— SHORT EXERCISE —
Rewrite the items below with every "colorbar-tick" changed to "color-scale-tick" and all other text kept the same. Omit the pictures from your answer.

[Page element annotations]

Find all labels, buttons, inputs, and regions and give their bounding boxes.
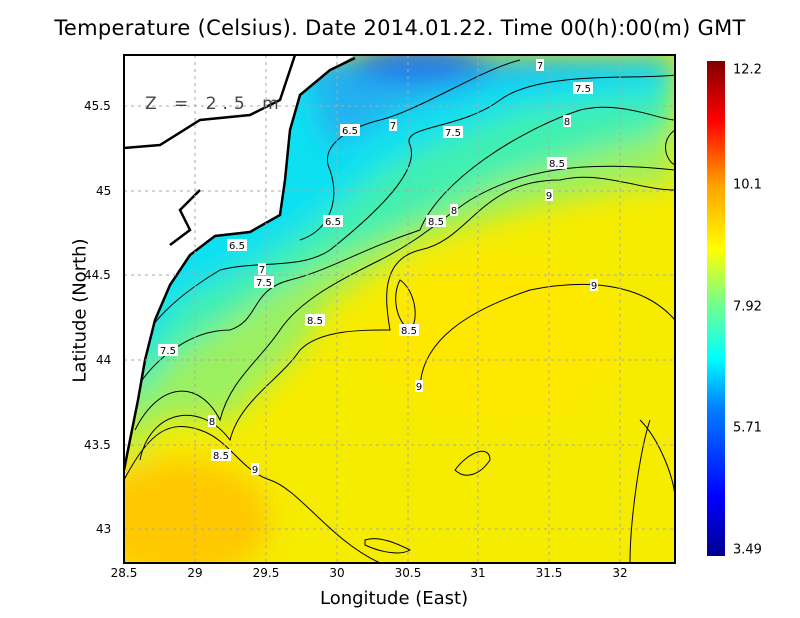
x-tick: 30.5 bbox=[394, 566, 422, 580]
contour-label-bg bbox=[251, 463, 259, 475]
contour-label: 7.5 bbox=[160, 346, 176, 357]
contour-label-bg bbox=[323, 215, 343, 227]
contour-label: 9 bbox=[591, 281, 597, 292]
y-tick: 45.5 bbox=[84, 99, 111, 113]
plot-frame bbox=[123, 54, 676, 564]
contour-label-bg bbox=[573, 82, 593, 94]
contour-label: 8.5 bbox=[428, 217, 444, 228]
x-tick: 31.5 bbox=[535, 566, 563, 580]
land bbox=[124, 55, 355, 470]
depth-label: Z = 2.5 m bbox=[145, 94, 285, 114]
figure-title: Temperature (Celsius). Date 2014.01.22. … bbox=[54, 16, 746, 40]
colorbar-tick: 7.92 bbox=[733, 299, 762, 315]
x-tick: 29 bbox=[187, 566, 203, 580]
contour-label: 7 bbox=[390, 121, 396, 132]
contour-label: 8 bbox=[564, 117, 570, 128]
contour-label: 7.5 bbox=[256, 278, 272, 289]
contour-label: 6.5 bbox=[229, 241, 245, 252]
contour-label-bg bbox=[389, 119, 397, 131]
contour-label: 7.5 bbox=[575, 84, 591, 95]
y-tick: 43 bbox=[96, 522, 112, 536]
contour-label-bg bbox=[450, 204, 458, 216]
y-axis-label: Latitude (North) bbox=[69, 238, 91, 383]
contour-label-bg bbox=[563, 115, 571, 127]
x-tick: 32 bbox=[612, 566, 628, 580]
contour-label: 6.5 bbox=[342, 126, 358, 137]
contour-label: 7.5 bbox=[445, 128, 461, 139]
x-tick: 29.5 bbox=[252, 566, 280, 580]
contour-label: 9 bbox=[416, 382, 422, 393]
coastline bbox=[124, 55, 356, 471]
contour-label-bg bbox=[258, 263, 266, 275]
x-tick: 30 bbox=[329, 566, 345, 580]
colorbar-tick: 3.49 bbox=[733, 542, 762, 558]
contour-label: 8.5 bbox=[213, 451, 229, 462]
grid-lines bbox=[124, 55, 675, 563]
temperature-field: 7 7.5 6.5 7 7.5 8 8.5 9 6.5 8 8.5 6.5 7 7.5 9 8.5 8.5 7.5… bbox=[124, 55, 675, 563]
contour-label-bg bbox=[211, 449, 231, 461]
contour-label-bg bbox=[545, 189, 553, 201]
contour-label-bg bbox=[208, 415, 216, 427]
contour-label-bg bbox=[536, 59, 544, 71]
x-axis-label: Longitude (East) bbox=[320, 588, 469, 609]
contour-label: 7 bbox=[259, 265, 265, 276]
contour-labels: 7 7.5 6.5 7 7.5 8 8.5 9 6.5 8 8.5 6.5 7 7.5 9 8.5 8.5 7.5… bbox=[158, 59, 598, 476]
colorbar-tick: 10.1 bbox=[733, 177, 762, 193]
contour-lines bbox=[124, 59, 675, 563]
y-tick: 43.5 bbox=[84, 438, 111, 452]
contour-label: 8.5 bbox=[401, 326, 417, 337]
contour-label: 8 bbox=[209, 417, 215, 428]
contour-label: 8.5 bbox=[307, 316, 323, 327]
contour-label: 7 bbox=[537, 61, 543, 72]
contour-label: 9 bbox=[546, 191, 552, 202]
x-tick: 31 bbox=[470, 566, 486, 580]
contour-label: 8.5 bbox=[549, 159, 565, 170]
contour-label-bg bbox=[426, 215, 446, 227]
contour-label-bg bbox=[399, 324, 419, 336]
contour-label-bg bbox=[547, 157, 567, 169]
contour-label-bg bbox=[443, 126, 463, 138]
x-tick: 28.5 bbox=[110, 566, 138, 580]
contour-label-bg bbox=[415, 380, 423, 392]
contour-label-bg bbox=[254, 276, 274, 288]
contour-label: 6.5 bbox=[325, 217, 341, 228]
contour-label-bg bbox=[305, 314, 325, 326]
y-tick: 44.5 bbox=[84, 268, 111, 282]
contour-label: 9 bbox=[252, 465, 258, 476]
colorbar bbox=[707, 61, 725, 556]
contour-label-bg bbox=[227, 239, 247, 251]
contour-label-bg bbox=[340, 124, 360, 136]
colorbar-tick: 12.2 bbox=[733, 62, 762, 78]
contour-label: 8 bbox=[451, 206, 457, 217]
contour-label-bg bbox=[590, 279, 598, 291]
y-tick: 45 bbox=[96, 184, 112, 198]
colorbar-tick: 5.71 bbox=[733, 420, 762, 436]
y-tick: 44 bbox=[96, 353, 112, 367]
contour-label-bg bbox=[158, 344, 178, 356]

— SOLUTION BELOW —
Find all labels, buttons, inputs, and regions and give their bounding boxes.
x-tick: 30.5 bbox=[394, 566, 422, 580]
contour-label-bg bbox=[251, 463, 259, 475]
contour-label: 7.5 bbox=[160, 346, 176, 357]
contour-label-bg bbox=[323, 215, 343, 227]
contour-label: 9 bbox=[591, 281, 597, 292]
y-tick: 45.5 bbox=[84, 99, 111, 113]
plot-frame bbox=[123, 54, 676, 564]
contour-label-bg bbox=[573, 82, 593, 94]
contour-label: 8.5 bbox=[428, 217, 444, 228]
x-tick: 31.5 bbox=[535, 566, 563, 580]
land bbox=[124, 55, 355, 470]
depth-label: Z = 2.5 m bbox=[145, 94, 285, 114]
figure-title: Temperature (Celsius). Date 2014.01.22. … bbox=[54, 16, 746, 40]
color-scale-tick: 7.92 bbox=[733, 299, 762, 315]
x-tick: 29 bbox=[187, 566, 203, 580]
contour-label: 7 bbox=[390, 121, 396, 132]
contour-label: 8 bbox=[564, 117, 570, 128]
contour-label: 7.5 bbox=[256, 278, 272, 289]
contour-label: 6.5 bbox=[229, 241, 245, 252]
contour-label-bg bbox=[389, 119, 397, 131]
contour-label: 7.5 bbox=[575, 84, 591, 95]
y-tick: 43 bbox=[96, 522, 112, 536]
contour-label-bg bbox=[450, 204, 458, 216]
y-axis-label: Latitude (North) bbox=[69, 238, 91, 383]
contour-label-bg bbox=[563, 115, 571, 127]
x-tick: 32 bbox=[612, 566, 628, 580]
contour-label: 6.5 bbox=[342, 126, 358, 137]
contour-label: 7.5 bbox=[445, 128, 461, 139]
x-tick: 29.5 bbox=[252, 566, 280, 580]
contour-label: 9 bbox=[416, 382, 422, 393]
coastline bbox=[124, 55, 356, 471]
contour-label-bg bbox=[258, 263, 266, 275]
x-tick: 30 bbox=[329, 566, 345, 580]
color-scale-tick: 3.49 bbox=[733, 542, 762, 558]
contour-label: 8.5 bbox=[213, 451, 229, 462]
grid-lines bbox=[124, 55, 675, 563]
temperature-field: 7 7.5 6.5 7 7.5 8 8.5 9 6.5 8 8.5 6.5 7 7.5 9 8.5 8.5 7.5… bbox=[124, 55, 675, 563]
contour-label-bg bbox=[211, 449, 231, 461]
contour-label-bg bbox=[545, 189, 553, 201]
contour-label-bg bbox=[208, 415, 216, 427]
contour-label-bg bbox=[536, 59, 544, 71]
x-axis-label: Longitude (East) bbox=[320, 588, 469, 609]
contour-label: 7 bbox=[259, 265, 265, 276]
contour-labels: 7 7.5 6.5 7 7.5 8 8.5 9 6.5 8 8.5 6.5 7 7.5 9 8.5 8.5 7.5… bbox=[158, 59, 598, 476]
color-scale-tick: 10.1 bbox=[733, 177, 762, 193]
contour-lines bbox=[124, 59, 675, 563]
y-tick: 43.5 bbox=[84, 438, 111, 452]
contour-label: 8.5 bbox=[401, 326, 417, 337]
contour-label: 8 bbox=[209, 417, 215, 428]
contour-label: 8.5 bbox=[307, 316, 323, 327]
contour-label: 7 bbox=[537, 61, 543, 72]
contour-label: 9 bbox=[546, 191, 552, 202]
x-tick: 31 bbox=[470, 566, 486, 580]
contour-label: 8.5 bbox=[549, 159, 565, 170]
contour-label-bg bbox=[426, 215, 446, 227]
contour-label-bg bbox=[399, 324, 419, 336]
contour-label-bg bbox=[547, 157, 567, 169]
contour-label-bg bbox=[443, 126, 463, 138]
x-tick: 28.5 bbox=[110, 566, 138, 580]
contour-label-bg bbox=[415, 380, 423, 392]
contour-label-bg bbox=[254, 276, 274, 288]
contour-label: 6.5 bbox=[325, 217, 341, 228]
contour-label-bg bbox=[305, 314, 325, 326]
y-tick: 44.5 bbox=[84, 268, 111, 282]
contour-label: 9 bbox=[252, 465, 258, 476]
colorbar bbox=[707, 61, 725, 556]
contour-label-bg bbox=[227, 239, 247, 251]
contour-label-bg bbox=[340, 124, 360, 136]
color-scale-tick: 12.2 bbox=[733, 62, 762, 78]
contour-label: 8 bbox=[451, 206, 457, 217]
contour-label-bg bbox=[590, 279, 598, 291]
y-tick: 45 bbox=[96, 184, 112, 198]
color-scale-tick: 5.71 bbox=[733, 420, 762, 436]
y-tick: 44 bbox=[96, 353, 112, 367]
contour-label-bg bbox=[158, 344, 178, 356]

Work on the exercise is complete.